======== Records provided
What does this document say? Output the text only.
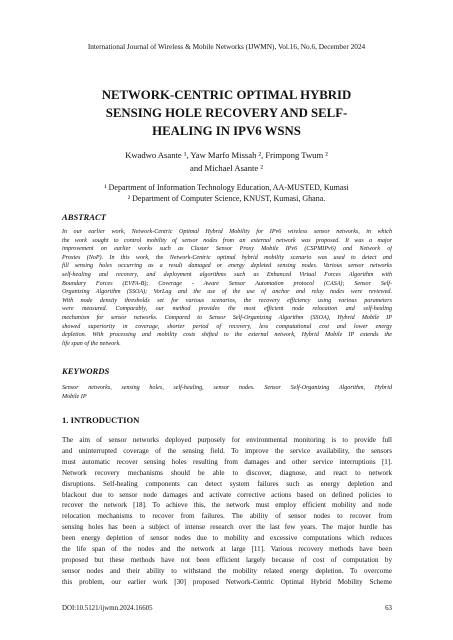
International Journal of Wireless & Mobile Networks (IJWMN), Vol.16, No.6, December 2024
NETWORK-CENTRIC OPTIMAL HYBRID
SENSING HOLE RECOVERY AND SELF-
HEALING IN IPV6 WSNS
Kwadwo Asante ¹, Yaw Marfo Missah ², Frimpong Twum ²
and Michael Asante ²
¹ Department of Information Technology Education, AA-MUSTED, Kumasi
² Department of Computer Science, KNUST, Kumasi, Ghana.
ABSTRACT
In our earlier work, Network-Centric Optimal Hybrid Mobility for IPv6 wireless sensor networks, in which
the work sought to control mobility of sensor nodes from an external network was proposed. It was a major
improvement on earlier works such as Cluster Sensor Proxy Mobile IPv6 (CSPMIPv6) and Network of
Proxies (NoP). In this work, the Network-Centric optimal hybrid mobility scenario was used to detect and
fill sensing holes occurring as a result damaged or energy depleted sensing nodes. Various sensor networks
self-healing and recovery, and deployment algorithms such as Enhanced Virtual Forces Algorithm with
Boundary Forces (EVFA-B); Coverage - Aware Sensor Automation protocol (CASA); Sensor Self-
Organizing Algorithm (SSOA); VorLag and the use of the use of anchor and relay nodes were reviewed.
With node density thresholds set for various scenarios, the recovery efficiency using various parameters
were measured. Comparably, our method provides the most efficient node relocation and self-healing
mechanism for sensor networks. Compared to Sensor Self-Organizing Algorithm (SSOA), Hybrid Mobile IP
showed superiority in coverage, shorter period of recovery, less computational cost and lower energy
depletion. With processing and mobility costs shifted to the external network, Hybrid Mobile IP extends the
life span of the network.
KEYWORDS
Sensor networks, sensing holes, self-healing, sensor nodes. Sensor Self-Organizing Algorithm, Hybrid
Mobile IP
1. INTRODUCTION
The aim of sensor networks deployed purposely for environmental monitoring is to provide full
and uninterrupted coverage of the sensing field. To improve the service availability, the sensors
must automatic recover sensing holes resulting from damages and other service interruptions [1].
Network recovery mechanisms should be able to discover, diagnose, and react to network
disruptions. Self-healing components can detect system failures such as energy depletion and
blackout due to sensor node damages and activate corrective actions based on defined policies to
recover the network [18]. To achieve this, the network must employ efficient mobility and node
relocation mechanisms to recover from failures. The ability of sensor nodes to recover from
sensing holes has been a subject of intense research over the last few years. The major hurdle has
been energy depletion of sensor nodes due to mobility and excessive computations which reduces
the life span of the nodes and the network at large [11]. Various recovery methods have been
proposed but these methods have not been efficient largely because of cost of computation by
sensor nodes and their ability to withstand the mobility related energy depletion. To overcome
this problem, our earlier work [30] proposed Network-Centric Optimal Hybrid Mobility Scheme
DOI:10.5121/ijwmn.2024.16605	63
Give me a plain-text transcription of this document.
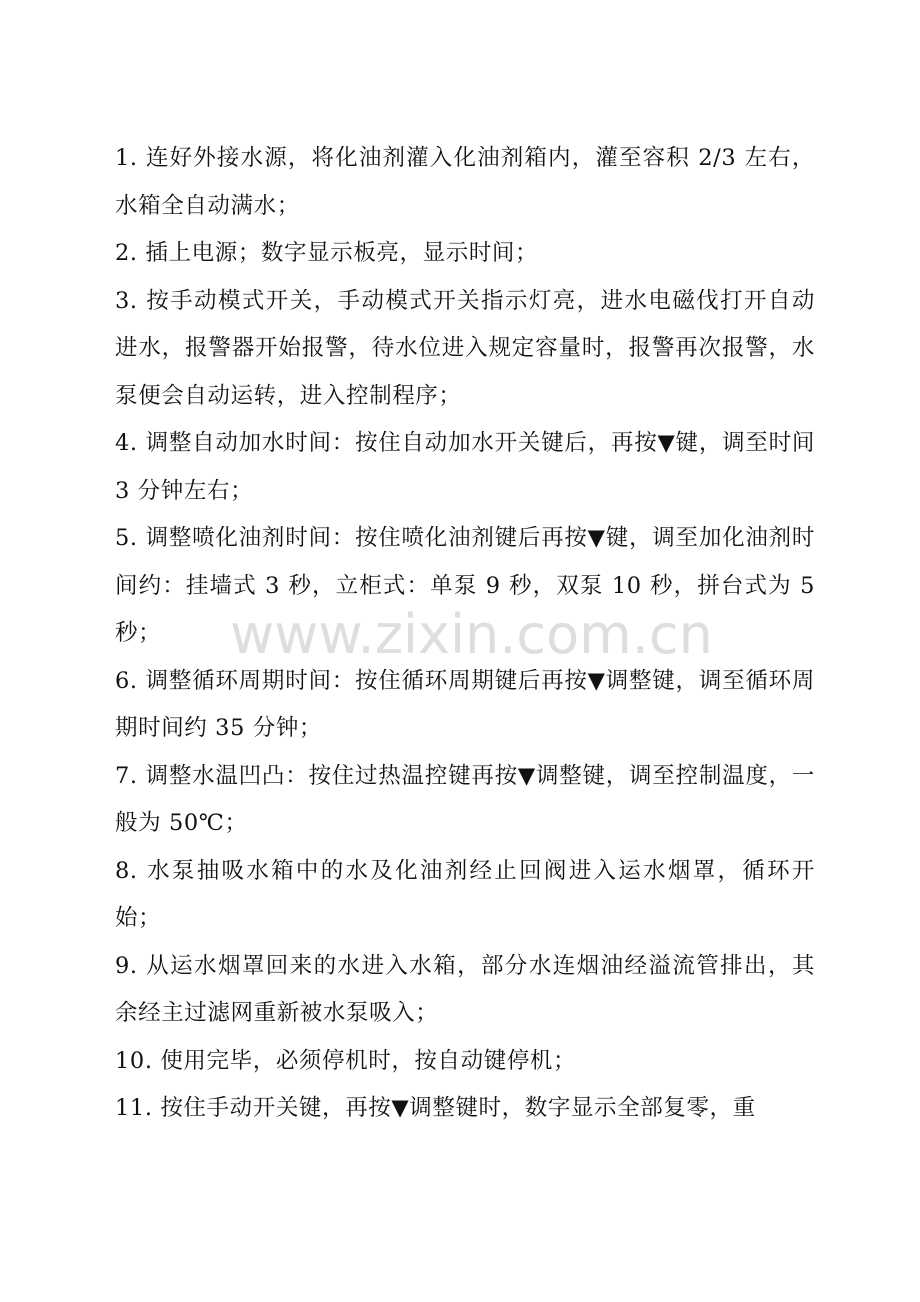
1. 连好外接水源，将化油剂灌入化油剂箱内，灌至容积 2/3 左右，水箱全自动满水；

2. 插上电源；数字显示板亮，显示时间；

3. 按手动模式开关，手动模式开关指示灯亮，进水电磁伐打开自动进水，报警器开始报警，待水位进入规定容量时，报警再次报警，水泵便会自动运转，进入控制程序；

4. 调整自动加水时间：按住自动加水开关键后，再按▼键，调至时间 3 分钟左右；

5. 调整喷化油剂时间：按住喷化油剂键后再按▼键，调至加化油剂时间约：挂墙式 3 秒，立柜式：单泵 9 秒，双泵 10 秒，拼台式为 5 秒；

6. 调整循环周期时间：按住循环周期键后再按▼调整键，调至循环周期时间约 35 分钟；

7. 调整水温凹凸：按住过热温控键再按▼调整键，调至控制温度，一般为 50℃；

8. 水泵抽吸水箱中的水及化油剂经止回阀进入运水烟罩，循环开始；

9. 从运水烟罩回来的水进入水箱，部分水连烟油经溢流管排出，其余经主过滤网重新被水泵吸入；

10. 使用完毕，必须停机时，按自动键停机；

11. 按住手动开关键，再按▼调整键时，数字显示全部复零，重

www.zixin.com.cn
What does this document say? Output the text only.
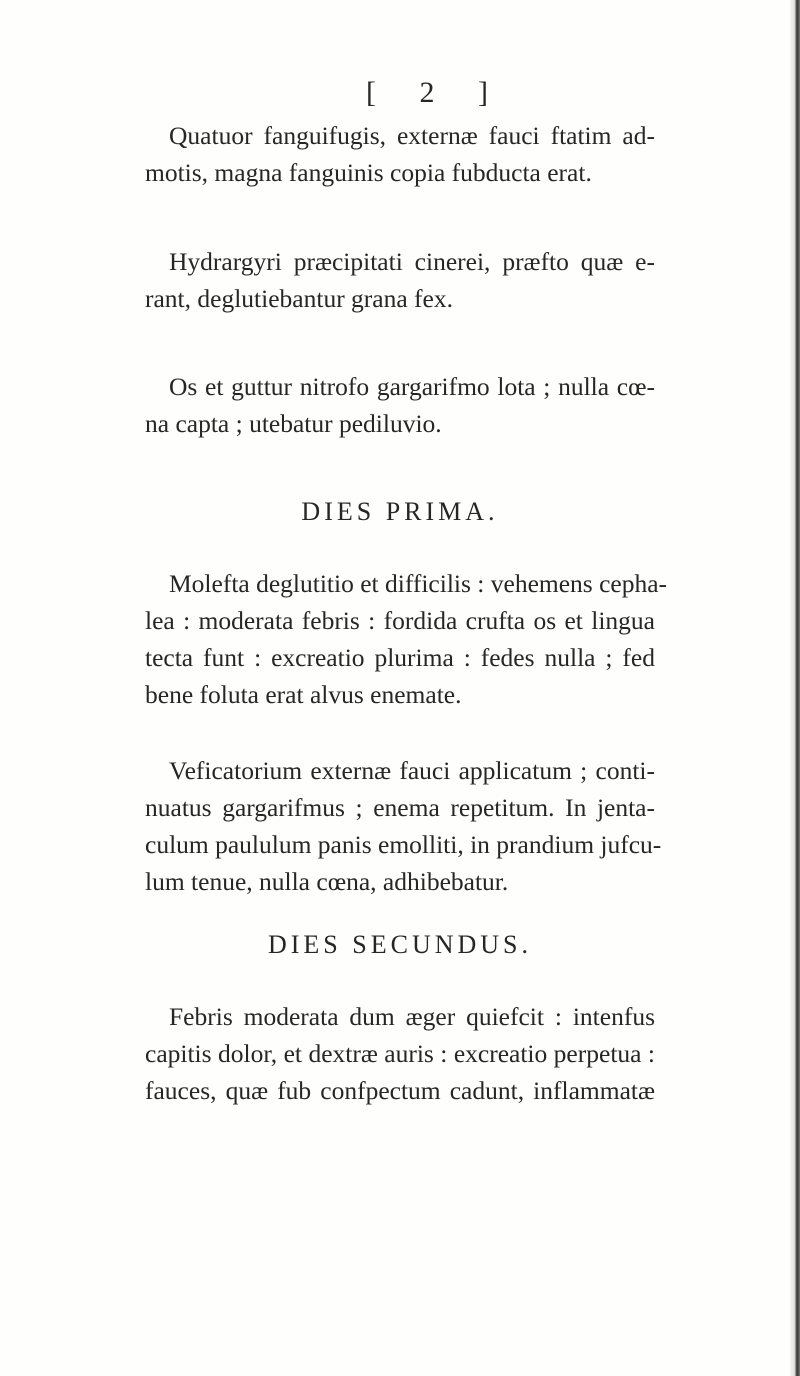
[ 2 ]
Quatuor fanguifugis, externæ fauci ftatim ad-
motis, magna fanguinis copia fubducta erat.
Hydrargyri præcipitati cinerei, præfto quæ e-
rant, deglutiebantur grana fex.
Os et guttur nitrofo gargarifmo lota ; nulla cœ-
na capta ; utebatur pediluvio.
DIES PRIMA.
Molefta deglutitio et difficilis : vehemens cepha-
lea : moderata febris : fordida crufta os et lingua
tecta funt : excreatio plurima : fedes nulla ; fed
bene foluta erat alvus enemate.
Veficatorium externæ fauci applicatum ; conti-
nuatus gargarifmus ; enema repetitum. In jenta-
culum paululum panis emolliti, in prandium jufcu-
lum tenue, nulla cœna, adhibebatur.
DIES SECUNDUS.
Febris moderata dum æger quiefcit : intenfus
capitis dolor, et dextræ auris : excreatio perpetua :
fauces, quæ fub confpectum cadunt, inflammatæ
================
| What is being asked |
Omitting all images, retype each line of the records precisely.

| Output of the exercise |
What does this document say? Output the text only.
International Journal of Wireless & Mobile Networks (IJWMN), Vol.16, No.6, December 2024
NETWORK-CENTRIC OPTIMAL HYBRID
SENSING HOLE RECOVERY AND SELF-
HEALING IN IPV6 WSNS
Kwadwo Asante ¹, Yaw Marfo Missah ², Frimpong Twum ²
and Michael Asante ²
¹ Department of Information Technology Education, AA-MUSTED, Kumasi
² Department of Computer Science, KNUST, Kumasi, Ghana.
ABSTRACT
In our earlier work, Network-Centric Optimal Hybrid Mobility for IPv6 wireless sensor networks, in which
the work sought to control mobility of sensor nodes from an external network was proposed. It was a major
improvement on earlier works such as Cluster Sensor Proxy Mobile IPv6 (CSPMIPv6) and Network of
Proxies (NoP). In this work, the Network-Centric optimal hybrid mobility scenario was used to detect and
fill sensing holes occurring as a result damaged or energy depleted sensing nodes. Various sensor networks
self-healing and recovery, and deployment algorithms such as Enhanced Virtual Forces Algorithm with
Boundary Forces (EVFA-B); Coverage - Aware Sensor Automation protocol (CASA); Sensor Self-
Organizing Algorithm (SSOA); VorLag and the use of the use of anchor and relay nodes were reviewed.
With node density thresholds set for various scenarios, the recovery efficiency using various parameters
were measured. Comparably, our method provides the most efficient node relocation and self-healing
mechanism for sensor networks. Compared to Sensor Self-Organizing Algorithm (SSOA), Hybrid Mobile IP
showed superiority in coverage, shorter period of recovery, less computational cost and lower energy
depletion. With processing and mobility costs shifted to the external network, Hybrid Mobile IP extends the
life span of the network.
KEYWORDS
Sensor networks, sensing holes, self-healing, sensor nodes. Sensor Self-Organizing Algorithm, Hybrid
Mobile IP
1. INTRODUCTION
The aim of sensor networks deployed purposely for environmental monitoring is to provide full
and uninterrupted coverage of the sensing field. To improve the service availability, the sensors
must automatic recover sensing holes resulting from damages and other service interruptions [1].
Network recovery mechanisms should be able to discover, diagnose, and react to network
disruptions. Self-healing components can detect system failures such as energy depletion and
blackout due to sensor node damages and activate corrective actions based on defined policies to
recover the network [18]. To achieve this, the network must employ efficient mobility and node
relocation mechanisms to recover from failures. The ability of sensor nodes to recover from
sensing holes has been a subject of intense research over the last few years. The major hurdle has
been energy depletion of sensor nodes due to mobility and excessive computations which reduces
the life span of the nodes and the network at large [11]. Various recovery methods have been
proposed but these methods have not been efficient largely because of cost of computation by
sensor nodes and their ability to withstand the mobility related energy depletion. To overcome
this problem, our earlier work [30] proposed Network-Centric Optimal Hybrid Mobility Scheme
DOI:10.5121/ijwmn.2024.16605	63
Give me a plain-text transcription of this document.
1. 连好外接水源，将化油剂灌入化油剂箱内，灌至容积 2/3 左右，水箱全自动满水；

2. 插上电源；数字显示板亮，显示时间；

3. 按手动模式开关，手动模式开关指示灯亮，进水电磁伐打开自动进水，报警器开始报警，待水位进入规定容量时，报警再次报警，水泵便会自动运转，进入控制程序；

4. 调整自动加水时间：按住自动加水开关键后，再按▼键，调至时间 3 分钟左右；

5. 调整喷化油剂时间：按住喷化油剂键后再按▼键，调至加化油剂时间约：挂墙式 3 秒，立柜式：单泵 9 秒，双泵 10 秒，拼台式为 5 秒；

6. 调整循环周期时间：按住循环周期键后再按▼调整键，调至循环周期时间约 35 分钟；

7. 调整水温凹凸：按住过热温控键再按▼调整键，调至控制温度，一般为 50℃；

8. 水泵抽吸水箱中的水及化油剂经止回阀进入运水烟罩，循环开始；

9. 从运水烟罩回来的水进入水箱，部分水连烟油经溢流管排出，其余经主过滤网重新被水泵吸入；

10. 使用完毕，必须停机时，按自动键停机；

11. 按住手动开关键，再按▼调整键时，数字显示全部复零，重

www.zixin.com.cn
What does this document say? Output the text only.
[ 2 ]
Quatuor fanguifugis, externæ fauci ftatim ad-
motis, magna fanguinis copia fubducta erat.
Hydrargyri præcipitati cinerei, præfto quæ e-
rant, deglutiebantur grana fex.
Os et guttur nitrofo gargarifmo lota ; nulla cœ-
na capta ; utebatur pediluvio.
DIES PRIMA.
Molefta deglutitio et difficilis : vehemens cepha-
lea : moderata febris : fordida crufta os et lingua
tecta funt : excreatio plurima : fedes nulla ; fed
bene foluta erat alvus enemate.
Veficatorium externæ fauci applicatum ; conti-
nuatus gargarifmus ; enema repetitum. In jenta-
culum paululum panis emolliti, in prandium jufcu-
lum tenue, nulla cœna, adhibebatur.
DIES SECUNDUS.
Febris moderata dum æger quiefcit : intenfus
capitis dolor, et dextræ auris : excreatio perpetua :
fauces, quæ fub confpectum cadunt, inflammatæ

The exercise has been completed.